-- Start RECORDS SUPPLIED --
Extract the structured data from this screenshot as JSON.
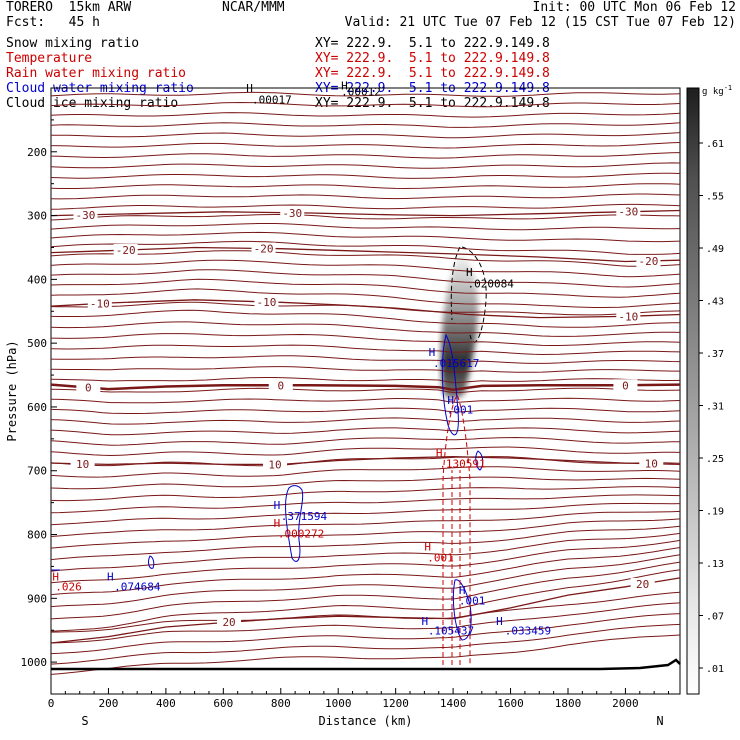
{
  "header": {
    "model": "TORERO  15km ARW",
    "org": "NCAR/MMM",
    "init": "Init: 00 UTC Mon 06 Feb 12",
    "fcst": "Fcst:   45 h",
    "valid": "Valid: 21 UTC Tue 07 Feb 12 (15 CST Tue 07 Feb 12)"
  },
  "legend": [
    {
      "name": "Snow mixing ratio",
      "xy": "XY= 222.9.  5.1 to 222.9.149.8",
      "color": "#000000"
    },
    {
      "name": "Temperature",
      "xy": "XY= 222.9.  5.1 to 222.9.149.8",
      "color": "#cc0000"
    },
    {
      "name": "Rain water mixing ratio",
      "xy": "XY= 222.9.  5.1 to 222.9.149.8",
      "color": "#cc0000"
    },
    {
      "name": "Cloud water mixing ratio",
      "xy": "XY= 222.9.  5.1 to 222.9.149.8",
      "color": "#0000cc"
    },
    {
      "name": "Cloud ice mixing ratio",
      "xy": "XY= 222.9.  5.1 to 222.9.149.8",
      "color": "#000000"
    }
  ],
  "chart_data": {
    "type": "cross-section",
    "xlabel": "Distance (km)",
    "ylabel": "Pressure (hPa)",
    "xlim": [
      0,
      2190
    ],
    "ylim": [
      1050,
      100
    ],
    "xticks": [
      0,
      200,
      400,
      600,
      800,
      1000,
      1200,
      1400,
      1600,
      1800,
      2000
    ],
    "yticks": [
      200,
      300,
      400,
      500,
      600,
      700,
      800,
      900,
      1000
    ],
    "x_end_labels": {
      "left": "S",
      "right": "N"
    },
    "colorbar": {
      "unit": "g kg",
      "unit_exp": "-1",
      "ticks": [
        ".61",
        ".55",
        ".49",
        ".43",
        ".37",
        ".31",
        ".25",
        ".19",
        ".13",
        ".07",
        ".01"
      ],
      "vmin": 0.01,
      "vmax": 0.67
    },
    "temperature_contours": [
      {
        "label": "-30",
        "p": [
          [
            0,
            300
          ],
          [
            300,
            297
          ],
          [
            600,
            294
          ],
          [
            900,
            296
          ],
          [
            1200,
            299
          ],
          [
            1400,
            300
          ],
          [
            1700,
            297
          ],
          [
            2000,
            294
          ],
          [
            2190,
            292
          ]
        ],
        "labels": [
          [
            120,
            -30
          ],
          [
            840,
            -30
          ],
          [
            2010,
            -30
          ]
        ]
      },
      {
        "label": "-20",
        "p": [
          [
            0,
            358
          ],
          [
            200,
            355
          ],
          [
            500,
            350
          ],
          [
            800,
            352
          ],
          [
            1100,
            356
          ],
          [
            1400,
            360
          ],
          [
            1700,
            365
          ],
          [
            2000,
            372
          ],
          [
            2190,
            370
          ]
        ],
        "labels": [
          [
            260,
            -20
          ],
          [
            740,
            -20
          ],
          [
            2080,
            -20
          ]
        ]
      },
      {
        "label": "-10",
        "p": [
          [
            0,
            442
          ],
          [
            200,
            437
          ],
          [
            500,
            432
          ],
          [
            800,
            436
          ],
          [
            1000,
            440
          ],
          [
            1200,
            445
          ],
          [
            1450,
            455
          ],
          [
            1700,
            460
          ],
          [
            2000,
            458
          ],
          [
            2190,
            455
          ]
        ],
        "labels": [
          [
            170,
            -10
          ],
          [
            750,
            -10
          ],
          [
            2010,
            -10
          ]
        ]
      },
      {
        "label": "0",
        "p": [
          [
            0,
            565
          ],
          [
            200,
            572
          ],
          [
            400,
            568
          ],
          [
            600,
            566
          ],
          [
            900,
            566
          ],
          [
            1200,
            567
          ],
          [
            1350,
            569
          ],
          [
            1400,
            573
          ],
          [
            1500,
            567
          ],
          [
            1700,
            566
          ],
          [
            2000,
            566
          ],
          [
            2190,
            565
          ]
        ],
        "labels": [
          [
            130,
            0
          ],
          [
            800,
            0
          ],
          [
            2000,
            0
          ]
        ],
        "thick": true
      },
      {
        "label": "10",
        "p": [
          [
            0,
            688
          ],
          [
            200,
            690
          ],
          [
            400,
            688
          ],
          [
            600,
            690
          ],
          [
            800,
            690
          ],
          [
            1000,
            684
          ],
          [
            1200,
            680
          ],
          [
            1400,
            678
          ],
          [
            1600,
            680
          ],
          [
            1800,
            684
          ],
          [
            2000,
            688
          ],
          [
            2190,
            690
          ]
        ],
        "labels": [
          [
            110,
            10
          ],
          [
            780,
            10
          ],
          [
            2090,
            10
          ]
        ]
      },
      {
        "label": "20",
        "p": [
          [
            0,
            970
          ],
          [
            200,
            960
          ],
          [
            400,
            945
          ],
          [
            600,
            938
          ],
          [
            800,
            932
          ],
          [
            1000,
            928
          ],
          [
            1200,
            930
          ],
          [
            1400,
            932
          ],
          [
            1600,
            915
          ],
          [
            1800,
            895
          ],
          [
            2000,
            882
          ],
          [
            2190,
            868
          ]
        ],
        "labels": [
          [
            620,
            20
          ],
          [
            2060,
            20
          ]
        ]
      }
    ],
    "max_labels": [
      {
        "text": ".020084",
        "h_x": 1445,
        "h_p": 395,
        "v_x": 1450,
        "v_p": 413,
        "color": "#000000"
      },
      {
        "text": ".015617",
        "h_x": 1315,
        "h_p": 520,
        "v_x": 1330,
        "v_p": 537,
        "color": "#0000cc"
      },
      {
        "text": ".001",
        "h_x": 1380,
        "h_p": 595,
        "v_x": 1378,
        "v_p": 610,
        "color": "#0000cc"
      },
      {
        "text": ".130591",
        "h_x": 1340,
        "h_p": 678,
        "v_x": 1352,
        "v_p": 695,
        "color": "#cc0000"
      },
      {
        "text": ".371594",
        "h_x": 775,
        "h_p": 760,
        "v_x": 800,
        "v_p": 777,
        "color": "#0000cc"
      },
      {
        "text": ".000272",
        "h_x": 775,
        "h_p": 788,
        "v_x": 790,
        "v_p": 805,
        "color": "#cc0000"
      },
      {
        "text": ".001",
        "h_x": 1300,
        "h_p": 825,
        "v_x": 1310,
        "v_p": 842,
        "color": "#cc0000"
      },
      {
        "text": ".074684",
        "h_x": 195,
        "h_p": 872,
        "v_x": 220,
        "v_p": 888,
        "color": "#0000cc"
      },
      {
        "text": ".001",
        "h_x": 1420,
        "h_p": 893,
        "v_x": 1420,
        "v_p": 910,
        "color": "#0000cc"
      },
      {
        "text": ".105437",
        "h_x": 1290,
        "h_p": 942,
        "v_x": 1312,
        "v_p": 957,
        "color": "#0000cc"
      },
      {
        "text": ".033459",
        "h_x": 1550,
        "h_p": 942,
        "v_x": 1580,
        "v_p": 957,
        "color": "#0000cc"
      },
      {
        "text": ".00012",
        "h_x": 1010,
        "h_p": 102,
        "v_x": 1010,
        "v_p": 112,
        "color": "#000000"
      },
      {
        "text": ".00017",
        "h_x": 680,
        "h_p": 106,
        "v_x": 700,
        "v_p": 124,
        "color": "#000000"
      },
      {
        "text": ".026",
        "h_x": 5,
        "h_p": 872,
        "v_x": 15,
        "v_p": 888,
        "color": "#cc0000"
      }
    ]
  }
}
-- End RECORDS SUPPLIED --
YOUR INSTRUCTIONS
From the entries above, collect every line with the string "ratio" in it.

EXERCISE SOLUTION
      "name": "Snow mixing ratio",
      "name": "Rain water mixing ratio",
      "name": "Cloud water mixing ratio",
      "name": "Cloud ice mixing ratio",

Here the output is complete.